==== Provided data

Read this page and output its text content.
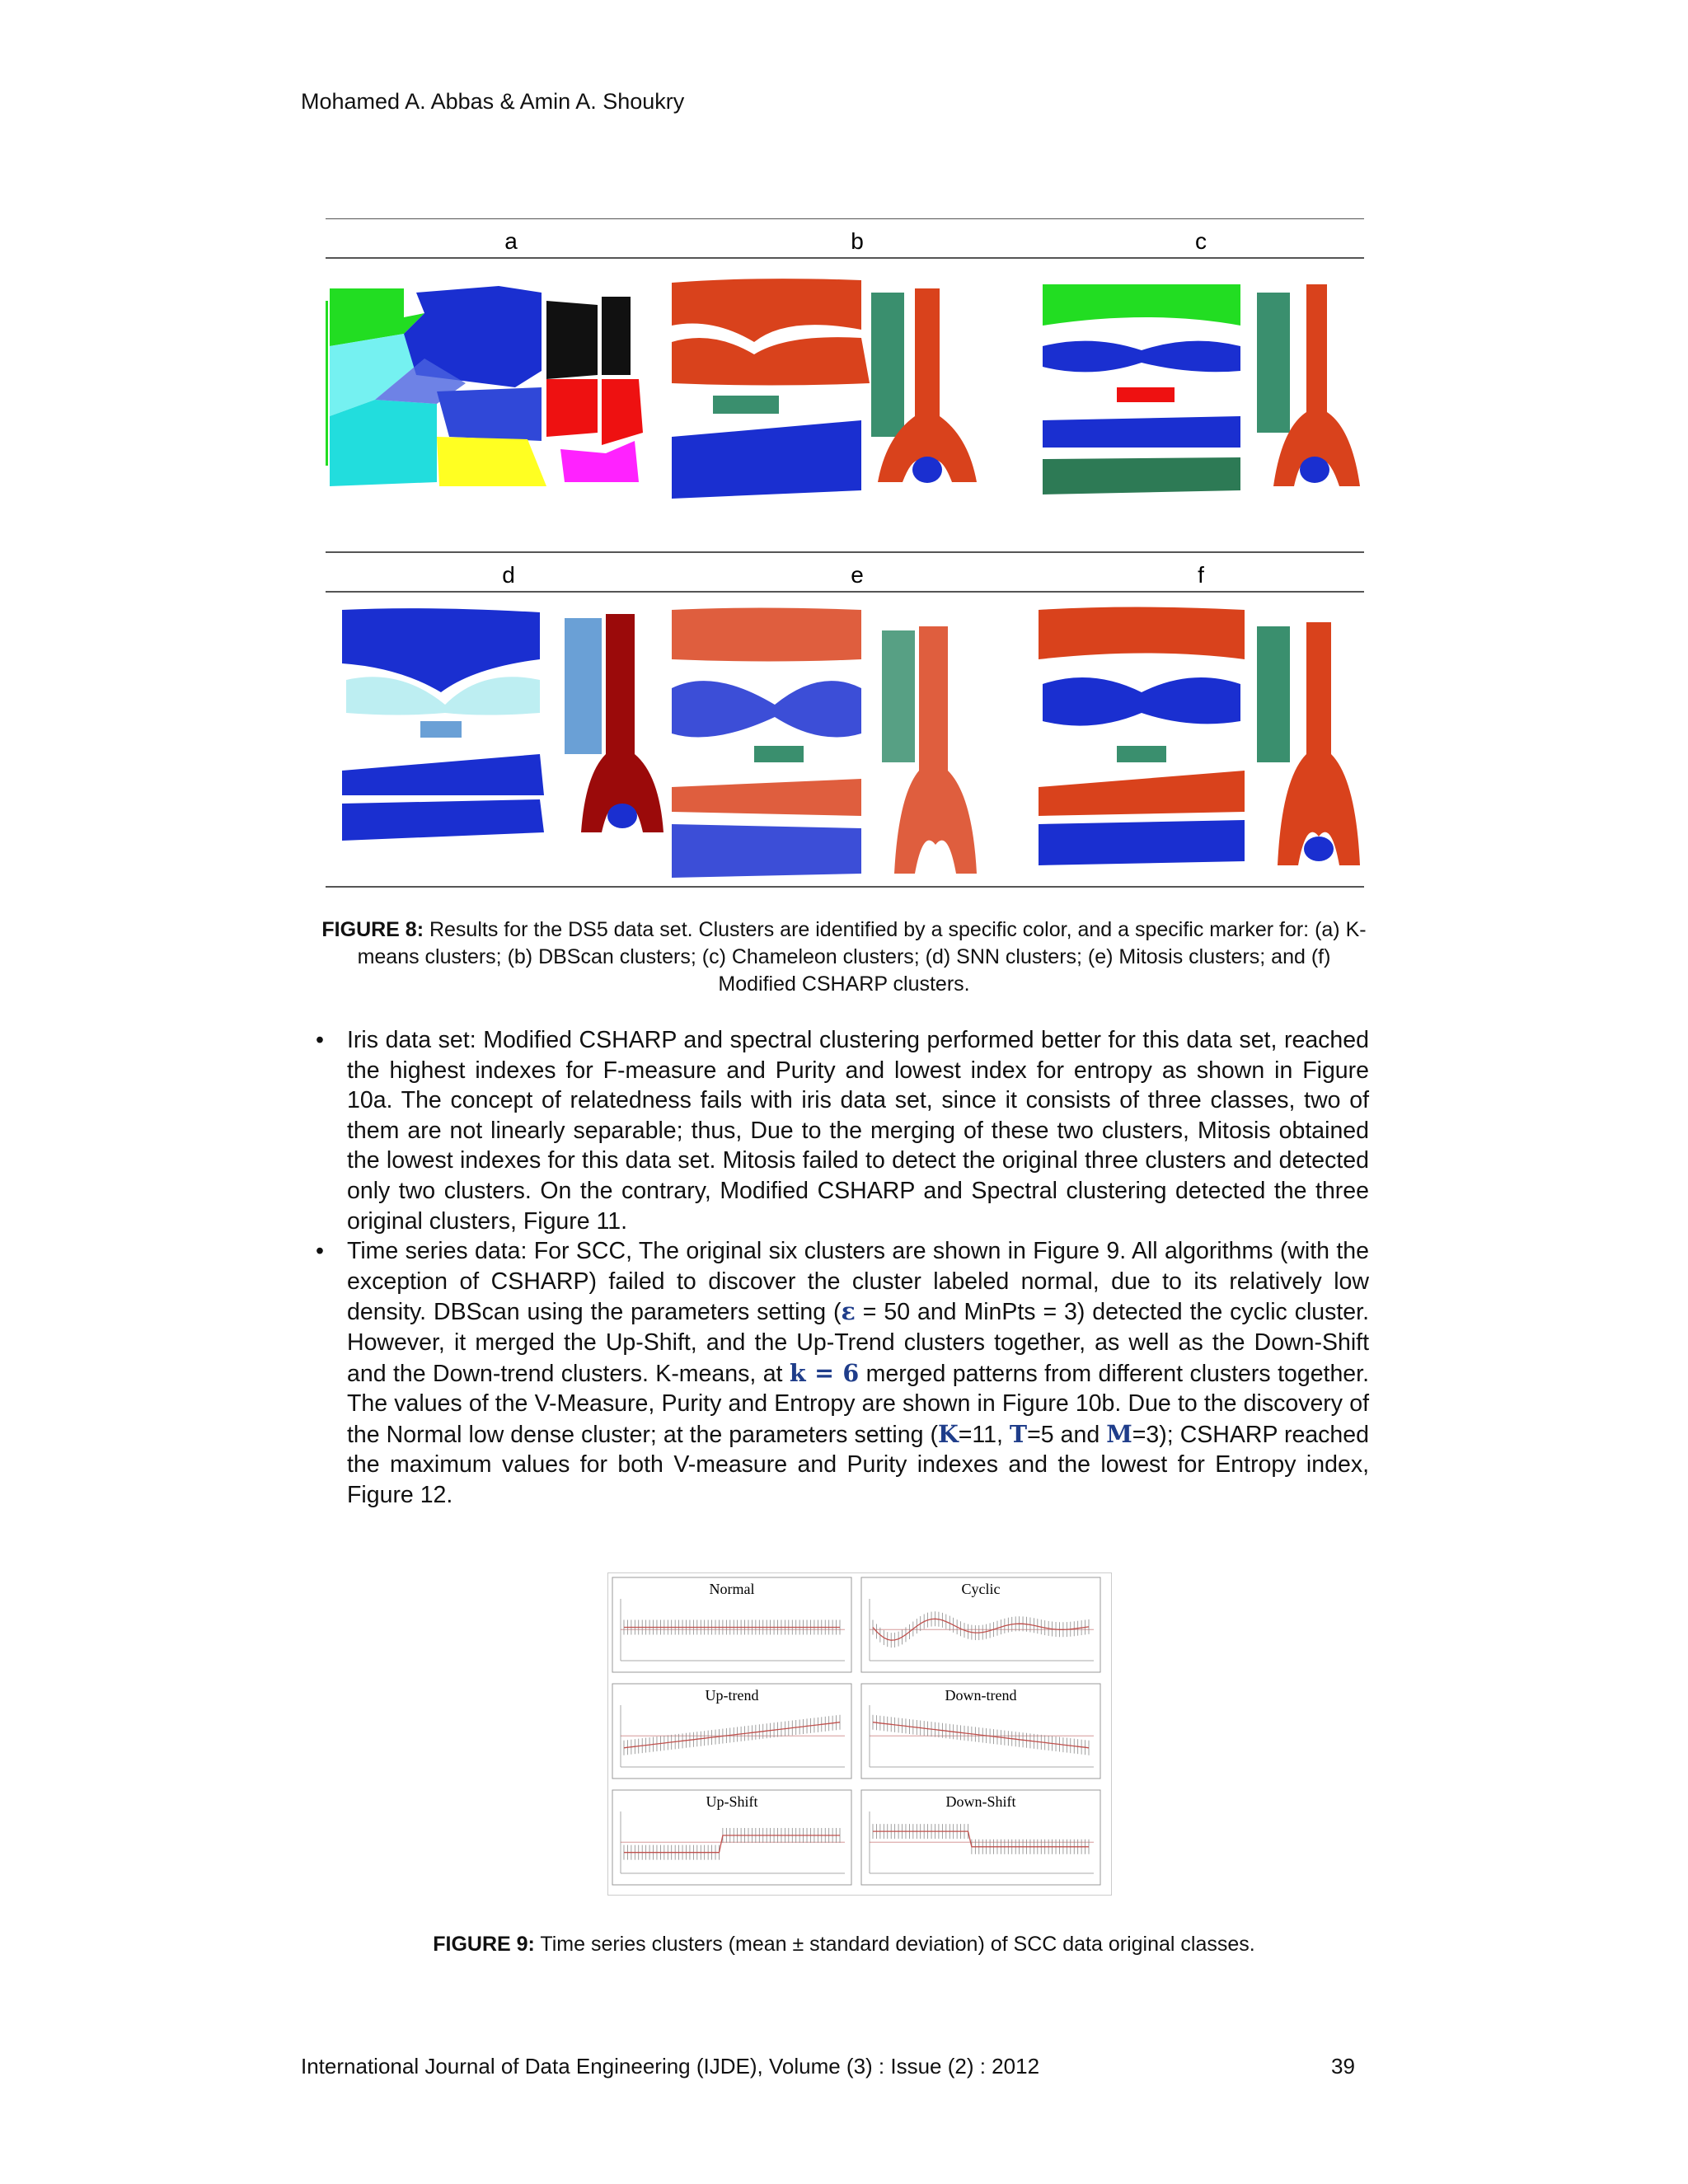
Mohamed A. Abbas & Amin A. Shoukry
a	b	c
d	e	f
FIGURE 8: Results for the DS5 data set. Clusters are identified by a specific color, and a specific marker for: (a) K-means clusters; (b) DBScan clusters; (c) Chameleon clusters; (d) SNN clusters; (e) Mitosis clusters; and (f) Modified CSHARP clusters.
• Iris data set: Modified CSHARP and spectral clustering performed better for this data set, reached the highest indexes for F-measure and Purity and lowest index for entropy as shown in Figure 10a. The concept of relatedness fails with iris data set, since it consists of three classes, two of them are not linearly separable; thus, Due to the merging of these two clusters, Mitosis obtained the lowest indexes for this data set. Mitosis failed to detect the original three clusters and detected only two clusters. On the contrary, Modified CSHARP and Spectral clustering detected the three original clusters, Figure 11.
• Time series data: For SCC, The original six clusters are shown in Figure 9. All algorithms (with the exception of CSHARP) failed to discover the cluster labeled normal, due to its relatively low density. DBScan using the parameters setting (ε = 50 and MinPts = 3) detected the cyclic cluster. However, it merged the Up-Shift, and the Up-Trend clusters together, as well as the Down-Shift and the Down-trend clusters. K-means, at k = 6 merged patterns from different clusters together. The values of the V-Measure, Purity and Entropy are shown in Figure 10b. Due to the discovery of the Normal low dense cluster; at the parameters setting (K=11, T=5 and M=3); CSHARP reached the maximum values for both V-measure and Purity indexes and the lowest for Entropy index, Figure 12.
Normal	Cyclic
Up-trend	Down-trend
Up-Shift	Down-Shift
FIGURE 9: Time series clusters (mean ± standard deviation) of SCC data original classes.
International Journal of Data Engineering (IJDE), Volume (3) : Issue (2) : 2012	39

========

### [What the task requires]
Leave the images out and output the remaining material exactly as it stands.

### [Right answer]
Read this page and output its text content.
Mohamed A. Abbas & Amin A. Shoukry
a	b	c
d	e	f
FIGURE 8: Results for the DS5 data set. Clusters are identified by a specific color, and a specific marker for: (a) K-means clusters; (b) DBScan clusters; (c) Chameleon clusters; (d) SNN clusters; (e) Mitosis clusters; and (f) Modified CSHARP clusters.
• Iris data set: Modified CSHARP and spectral clustering performed better for this data set, reached the highest indexes for F-measure and Purity and lowest index for entropy as shown in Figure 10a. The concept of relatedness fails with iris data set, since it consists of three classes, two of them are not linearly separable; thus, Due to the merging of these two clusters, Mitosis obtained the lowest indexes for this data set. Mitosis failed to detect the original three clusters and detected only two clusters. On the contrary, Modified CSHARP and Spectral clustering detected the three original clusters, Figure 11.
• Time series data: For SCC, The original six clusters are shown in Figure 9. All algorithms (with the exception of CSHARP) failed to discover the cluster labeled normal, due to its relatively low density. DBScan using the parameters setting (ε = 50 and MinPts = 3) detected the cyclic cluster. However, it merged the Up-Shift, and the Up-Trend clusters together, as well as the Down-Shift and the Down-trend clusters. K-means, at k = 6 merged patterns from different clusters together. The values of the V-Measure, Purity and Entropy are shown in Figure 10b. Due to the discovery of the Normal low dense cluster; at the parameters setting (K=11, T=5 and M=3); CSHARP reached the maximum values for both V-measure and Purity indexes and the lowest for Entropy index, Figure 12.
Normal	Cyclic
Up-trend	Down-trend
Up-Shift	Down-Shift
FIGURE 9: Time series clusters (mean ± standard deviation) of SCC data original classes.
International Journal of Data Engineering (IJDE), Volume (3) : Issue (2) : 2012	39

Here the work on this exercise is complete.